[PROMPT] Using the listing below, extract each line that has the word "October" in it.

[RECORDS FOR THE TASK]

· · · ·

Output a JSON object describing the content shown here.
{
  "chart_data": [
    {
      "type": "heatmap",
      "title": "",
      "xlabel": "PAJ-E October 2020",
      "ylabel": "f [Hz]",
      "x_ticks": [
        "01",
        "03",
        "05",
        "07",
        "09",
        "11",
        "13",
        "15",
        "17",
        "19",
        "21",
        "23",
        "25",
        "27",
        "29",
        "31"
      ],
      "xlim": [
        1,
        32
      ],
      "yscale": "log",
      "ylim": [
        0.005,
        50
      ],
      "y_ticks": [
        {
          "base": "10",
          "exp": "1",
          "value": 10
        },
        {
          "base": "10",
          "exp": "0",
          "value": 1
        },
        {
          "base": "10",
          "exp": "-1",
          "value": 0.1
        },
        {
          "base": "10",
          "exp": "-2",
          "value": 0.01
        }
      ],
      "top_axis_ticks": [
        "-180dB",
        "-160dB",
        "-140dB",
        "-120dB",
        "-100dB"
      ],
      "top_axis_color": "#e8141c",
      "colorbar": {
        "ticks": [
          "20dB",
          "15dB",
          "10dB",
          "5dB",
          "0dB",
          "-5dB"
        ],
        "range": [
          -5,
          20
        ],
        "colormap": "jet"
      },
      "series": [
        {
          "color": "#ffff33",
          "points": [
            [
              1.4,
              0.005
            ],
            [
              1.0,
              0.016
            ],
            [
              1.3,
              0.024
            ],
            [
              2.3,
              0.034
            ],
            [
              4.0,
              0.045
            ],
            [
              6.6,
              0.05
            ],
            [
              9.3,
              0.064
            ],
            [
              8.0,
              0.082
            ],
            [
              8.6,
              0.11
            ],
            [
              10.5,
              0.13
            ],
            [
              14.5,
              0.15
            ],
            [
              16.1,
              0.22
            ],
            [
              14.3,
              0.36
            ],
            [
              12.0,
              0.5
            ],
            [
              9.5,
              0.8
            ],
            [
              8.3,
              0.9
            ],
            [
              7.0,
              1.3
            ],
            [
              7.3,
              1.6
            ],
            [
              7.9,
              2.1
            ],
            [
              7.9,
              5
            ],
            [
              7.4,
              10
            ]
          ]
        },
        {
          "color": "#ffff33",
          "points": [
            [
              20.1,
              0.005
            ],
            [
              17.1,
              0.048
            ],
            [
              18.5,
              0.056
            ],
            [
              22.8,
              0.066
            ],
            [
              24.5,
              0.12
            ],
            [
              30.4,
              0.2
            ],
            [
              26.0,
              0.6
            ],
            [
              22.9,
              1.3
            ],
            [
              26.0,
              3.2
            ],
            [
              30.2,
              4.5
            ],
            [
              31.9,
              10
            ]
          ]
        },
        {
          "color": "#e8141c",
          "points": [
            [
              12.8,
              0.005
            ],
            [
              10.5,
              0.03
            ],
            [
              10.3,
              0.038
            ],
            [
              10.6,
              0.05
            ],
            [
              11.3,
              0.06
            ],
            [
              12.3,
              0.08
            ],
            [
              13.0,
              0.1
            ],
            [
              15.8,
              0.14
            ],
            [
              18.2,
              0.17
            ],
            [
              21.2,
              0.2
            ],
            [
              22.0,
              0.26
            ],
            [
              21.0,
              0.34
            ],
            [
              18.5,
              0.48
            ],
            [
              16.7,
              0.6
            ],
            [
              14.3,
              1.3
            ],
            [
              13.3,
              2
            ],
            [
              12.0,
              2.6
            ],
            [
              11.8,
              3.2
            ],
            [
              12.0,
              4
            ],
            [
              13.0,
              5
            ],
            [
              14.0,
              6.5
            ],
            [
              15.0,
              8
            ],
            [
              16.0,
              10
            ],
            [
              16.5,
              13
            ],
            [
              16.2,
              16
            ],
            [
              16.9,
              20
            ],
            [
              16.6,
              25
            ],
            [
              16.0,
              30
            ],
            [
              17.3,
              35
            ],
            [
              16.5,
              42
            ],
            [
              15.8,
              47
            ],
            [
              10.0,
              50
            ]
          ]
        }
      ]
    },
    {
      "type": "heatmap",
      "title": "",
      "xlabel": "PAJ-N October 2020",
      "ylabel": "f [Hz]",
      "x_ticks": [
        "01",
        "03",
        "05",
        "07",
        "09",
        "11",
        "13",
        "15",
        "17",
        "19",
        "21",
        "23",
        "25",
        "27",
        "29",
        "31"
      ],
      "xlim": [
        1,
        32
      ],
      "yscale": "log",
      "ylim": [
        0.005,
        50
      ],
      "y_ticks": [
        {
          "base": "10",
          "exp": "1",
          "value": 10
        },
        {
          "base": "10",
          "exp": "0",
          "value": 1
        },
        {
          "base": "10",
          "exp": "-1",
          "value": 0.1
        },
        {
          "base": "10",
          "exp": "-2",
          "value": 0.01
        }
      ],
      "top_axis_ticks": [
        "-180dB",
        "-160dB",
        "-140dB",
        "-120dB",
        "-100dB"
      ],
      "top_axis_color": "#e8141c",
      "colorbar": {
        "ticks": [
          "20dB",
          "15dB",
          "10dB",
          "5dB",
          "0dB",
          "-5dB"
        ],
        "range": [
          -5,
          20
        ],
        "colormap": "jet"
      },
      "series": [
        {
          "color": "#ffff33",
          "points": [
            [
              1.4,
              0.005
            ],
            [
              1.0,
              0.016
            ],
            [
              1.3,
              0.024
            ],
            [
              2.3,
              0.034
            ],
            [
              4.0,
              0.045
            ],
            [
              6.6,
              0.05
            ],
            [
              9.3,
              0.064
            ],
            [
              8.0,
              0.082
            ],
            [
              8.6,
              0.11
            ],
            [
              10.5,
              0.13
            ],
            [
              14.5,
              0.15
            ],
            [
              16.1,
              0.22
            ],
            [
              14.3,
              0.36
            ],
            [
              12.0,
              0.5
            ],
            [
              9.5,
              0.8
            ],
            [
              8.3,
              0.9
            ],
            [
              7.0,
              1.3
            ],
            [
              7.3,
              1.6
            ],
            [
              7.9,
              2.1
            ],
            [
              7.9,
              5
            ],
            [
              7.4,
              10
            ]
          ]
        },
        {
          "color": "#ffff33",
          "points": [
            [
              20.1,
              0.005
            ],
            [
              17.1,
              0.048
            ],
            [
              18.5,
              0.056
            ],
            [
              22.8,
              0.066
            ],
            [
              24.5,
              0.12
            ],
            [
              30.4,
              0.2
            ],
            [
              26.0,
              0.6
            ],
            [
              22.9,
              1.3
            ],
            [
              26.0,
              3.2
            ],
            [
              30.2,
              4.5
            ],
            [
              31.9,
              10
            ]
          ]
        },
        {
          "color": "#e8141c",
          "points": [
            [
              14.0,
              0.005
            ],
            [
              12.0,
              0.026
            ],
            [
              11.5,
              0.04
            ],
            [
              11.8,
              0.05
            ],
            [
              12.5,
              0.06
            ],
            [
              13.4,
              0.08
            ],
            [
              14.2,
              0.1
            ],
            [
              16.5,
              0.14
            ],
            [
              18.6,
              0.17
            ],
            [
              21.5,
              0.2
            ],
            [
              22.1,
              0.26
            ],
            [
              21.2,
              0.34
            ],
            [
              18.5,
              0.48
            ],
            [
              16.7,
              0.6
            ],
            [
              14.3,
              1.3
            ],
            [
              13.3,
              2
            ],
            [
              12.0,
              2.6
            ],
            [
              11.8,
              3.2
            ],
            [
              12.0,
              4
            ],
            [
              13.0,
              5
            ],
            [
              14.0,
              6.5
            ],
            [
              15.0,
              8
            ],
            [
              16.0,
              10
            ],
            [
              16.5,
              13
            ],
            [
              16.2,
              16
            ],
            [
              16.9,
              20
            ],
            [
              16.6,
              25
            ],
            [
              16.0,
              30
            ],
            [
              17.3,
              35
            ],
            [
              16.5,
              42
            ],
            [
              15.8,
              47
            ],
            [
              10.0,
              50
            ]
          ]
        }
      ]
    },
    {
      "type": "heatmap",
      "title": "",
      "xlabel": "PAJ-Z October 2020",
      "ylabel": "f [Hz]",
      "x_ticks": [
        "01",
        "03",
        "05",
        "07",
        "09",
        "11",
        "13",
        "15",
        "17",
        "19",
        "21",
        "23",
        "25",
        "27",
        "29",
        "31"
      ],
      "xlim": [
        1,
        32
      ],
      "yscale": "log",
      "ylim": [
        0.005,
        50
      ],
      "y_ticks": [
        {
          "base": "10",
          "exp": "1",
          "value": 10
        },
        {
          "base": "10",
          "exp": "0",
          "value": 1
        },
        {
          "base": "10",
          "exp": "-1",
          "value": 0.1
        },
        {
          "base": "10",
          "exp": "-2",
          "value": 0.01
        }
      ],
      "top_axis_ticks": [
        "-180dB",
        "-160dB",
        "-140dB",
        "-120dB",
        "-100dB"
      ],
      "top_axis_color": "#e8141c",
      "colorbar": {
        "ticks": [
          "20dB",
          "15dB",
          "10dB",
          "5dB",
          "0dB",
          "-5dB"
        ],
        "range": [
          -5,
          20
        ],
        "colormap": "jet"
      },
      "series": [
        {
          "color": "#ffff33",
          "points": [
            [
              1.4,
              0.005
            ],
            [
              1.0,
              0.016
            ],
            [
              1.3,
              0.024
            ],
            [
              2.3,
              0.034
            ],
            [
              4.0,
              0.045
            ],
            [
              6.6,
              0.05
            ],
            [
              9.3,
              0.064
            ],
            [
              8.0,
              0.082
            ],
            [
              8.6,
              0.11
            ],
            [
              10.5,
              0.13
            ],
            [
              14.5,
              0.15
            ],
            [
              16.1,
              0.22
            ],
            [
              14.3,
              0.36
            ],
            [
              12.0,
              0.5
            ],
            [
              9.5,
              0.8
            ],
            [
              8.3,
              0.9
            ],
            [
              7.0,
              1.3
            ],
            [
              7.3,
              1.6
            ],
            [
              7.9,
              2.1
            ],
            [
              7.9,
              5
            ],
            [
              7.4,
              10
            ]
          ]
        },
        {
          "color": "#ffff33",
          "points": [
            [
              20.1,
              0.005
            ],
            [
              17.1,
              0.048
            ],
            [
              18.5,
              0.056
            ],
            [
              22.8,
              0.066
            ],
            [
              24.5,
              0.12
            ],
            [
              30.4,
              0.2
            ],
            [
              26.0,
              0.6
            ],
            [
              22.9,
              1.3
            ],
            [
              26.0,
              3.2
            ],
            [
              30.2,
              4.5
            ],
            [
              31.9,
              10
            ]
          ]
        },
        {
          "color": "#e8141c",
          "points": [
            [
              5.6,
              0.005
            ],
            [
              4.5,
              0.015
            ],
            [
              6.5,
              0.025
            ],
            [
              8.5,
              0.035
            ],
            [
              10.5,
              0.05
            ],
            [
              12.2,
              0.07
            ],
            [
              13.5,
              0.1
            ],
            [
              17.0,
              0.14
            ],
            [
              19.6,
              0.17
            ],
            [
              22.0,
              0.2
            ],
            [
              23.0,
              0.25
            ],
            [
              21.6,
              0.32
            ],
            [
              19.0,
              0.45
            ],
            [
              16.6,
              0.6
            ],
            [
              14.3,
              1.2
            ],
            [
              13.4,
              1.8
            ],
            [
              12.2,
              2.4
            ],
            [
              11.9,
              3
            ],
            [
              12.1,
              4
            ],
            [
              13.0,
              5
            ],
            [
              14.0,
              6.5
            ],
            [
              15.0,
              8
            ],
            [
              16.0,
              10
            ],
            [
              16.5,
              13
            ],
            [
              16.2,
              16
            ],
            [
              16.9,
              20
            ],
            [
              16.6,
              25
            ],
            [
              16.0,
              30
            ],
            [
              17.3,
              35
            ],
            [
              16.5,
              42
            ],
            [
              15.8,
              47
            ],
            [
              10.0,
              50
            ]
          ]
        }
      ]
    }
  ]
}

· · · ·

[COMPLETE RESPONSE]
      "xlabel": "PAJ-E October 2020",
      "xlabel": "PAJ-N October 2020",
      "xlabel": "PAJ-Z October 2020",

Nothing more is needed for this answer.